_Information shown_.

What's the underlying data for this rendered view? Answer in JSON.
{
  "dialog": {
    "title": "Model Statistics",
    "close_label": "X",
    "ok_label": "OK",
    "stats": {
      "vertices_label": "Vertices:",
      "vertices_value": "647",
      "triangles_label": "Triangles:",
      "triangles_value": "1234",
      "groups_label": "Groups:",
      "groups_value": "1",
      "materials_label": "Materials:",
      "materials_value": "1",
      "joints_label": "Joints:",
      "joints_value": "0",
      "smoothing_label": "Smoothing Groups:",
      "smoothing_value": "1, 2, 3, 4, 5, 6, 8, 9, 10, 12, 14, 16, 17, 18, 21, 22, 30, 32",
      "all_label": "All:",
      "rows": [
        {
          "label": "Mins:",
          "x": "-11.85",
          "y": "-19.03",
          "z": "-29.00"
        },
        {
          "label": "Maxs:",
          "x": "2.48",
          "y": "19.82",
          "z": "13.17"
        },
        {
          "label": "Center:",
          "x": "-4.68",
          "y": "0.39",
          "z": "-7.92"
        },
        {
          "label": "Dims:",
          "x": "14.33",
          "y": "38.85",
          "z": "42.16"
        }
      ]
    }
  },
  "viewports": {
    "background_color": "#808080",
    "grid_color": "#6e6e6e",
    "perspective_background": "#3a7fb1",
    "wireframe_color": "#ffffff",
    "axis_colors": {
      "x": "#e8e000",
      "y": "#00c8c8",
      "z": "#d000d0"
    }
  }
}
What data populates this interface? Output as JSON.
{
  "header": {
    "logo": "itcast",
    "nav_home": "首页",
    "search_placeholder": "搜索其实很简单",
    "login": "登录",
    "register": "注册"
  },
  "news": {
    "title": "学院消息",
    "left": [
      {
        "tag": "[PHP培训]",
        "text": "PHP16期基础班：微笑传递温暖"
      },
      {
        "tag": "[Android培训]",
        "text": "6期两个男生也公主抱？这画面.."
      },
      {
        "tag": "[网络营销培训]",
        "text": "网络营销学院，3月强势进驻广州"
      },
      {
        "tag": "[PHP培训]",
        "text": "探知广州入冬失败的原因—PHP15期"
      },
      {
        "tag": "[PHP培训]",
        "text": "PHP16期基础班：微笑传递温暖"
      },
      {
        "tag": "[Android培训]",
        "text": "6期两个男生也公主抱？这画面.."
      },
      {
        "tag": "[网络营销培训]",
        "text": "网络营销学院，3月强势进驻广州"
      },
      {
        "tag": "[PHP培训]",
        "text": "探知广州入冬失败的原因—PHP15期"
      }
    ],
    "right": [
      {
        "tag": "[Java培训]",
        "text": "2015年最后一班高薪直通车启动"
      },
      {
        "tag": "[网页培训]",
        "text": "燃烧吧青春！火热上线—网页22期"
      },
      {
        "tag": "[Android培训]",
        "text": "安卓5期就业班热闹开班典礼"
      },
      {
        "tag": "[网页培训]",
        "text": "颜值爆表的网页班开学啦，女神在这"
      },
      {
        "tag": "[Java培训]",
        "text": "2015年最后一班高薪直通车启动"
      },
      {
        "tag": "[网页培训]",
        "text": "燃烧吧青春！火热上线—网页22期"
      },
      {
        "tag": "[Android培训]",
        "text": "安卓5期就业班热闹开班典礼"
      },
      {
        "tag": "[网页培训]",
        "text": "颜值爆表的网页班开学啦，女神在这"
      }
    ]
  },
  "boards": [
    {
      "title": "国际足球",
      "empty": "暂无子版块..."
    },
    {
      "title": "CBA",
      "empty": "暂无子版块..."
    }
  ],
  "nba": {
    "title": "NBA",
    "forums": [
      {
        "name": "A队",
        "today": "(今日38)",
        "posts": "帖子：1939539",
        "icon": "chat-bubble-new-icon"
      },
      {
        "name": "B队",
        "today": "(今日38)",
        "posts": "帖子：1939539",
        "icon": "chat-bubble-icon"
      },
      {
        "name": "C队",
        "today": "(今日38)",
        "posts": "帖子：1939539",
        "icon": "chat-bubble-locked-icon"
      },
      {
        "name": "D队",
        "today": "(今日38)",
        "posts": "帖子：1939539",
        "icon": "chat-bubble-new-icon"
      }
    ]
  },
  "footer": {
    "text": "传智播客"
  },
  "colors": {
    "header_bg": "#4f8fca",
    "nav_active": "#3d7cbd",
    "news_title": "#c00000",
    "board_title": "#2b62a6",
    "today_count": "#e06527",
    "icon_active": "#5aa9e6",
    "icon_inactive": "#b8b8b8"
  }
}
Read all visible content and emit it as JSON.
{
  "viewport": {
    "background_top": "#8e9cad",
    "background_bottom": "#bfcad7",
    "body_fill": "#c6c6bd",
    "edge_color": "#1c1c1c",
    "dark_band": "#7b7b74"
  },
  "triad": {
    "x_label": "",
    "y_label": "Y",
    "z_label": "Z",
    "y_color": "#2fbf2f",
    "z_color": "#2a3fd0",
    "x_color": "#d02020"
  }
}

_Problem to work on_. Produce an exact copy of the lines from the one containing "Read all visible content and emit it as JSON." through the last line, and of nothing else.

_Solved exercise_.
Read all visible content and emit it as JSON.
{
  "viewport": {
    "background_top": "#8e9cad",
    "background_bottom": "#bfcad7",
    "body_fill": "#c6c6bd",
    "edge_color": "#1c1c1c",
    "dark_band": "#7b7b74"
  },
  "triad": {
    "x_label": "",
    "y_label": "Y",
    "z_label": "Z",
    "y_color": "#2fbf2f",
    "z_color": "#2a3fd0",
    "x_color": "#d02020"
  }
}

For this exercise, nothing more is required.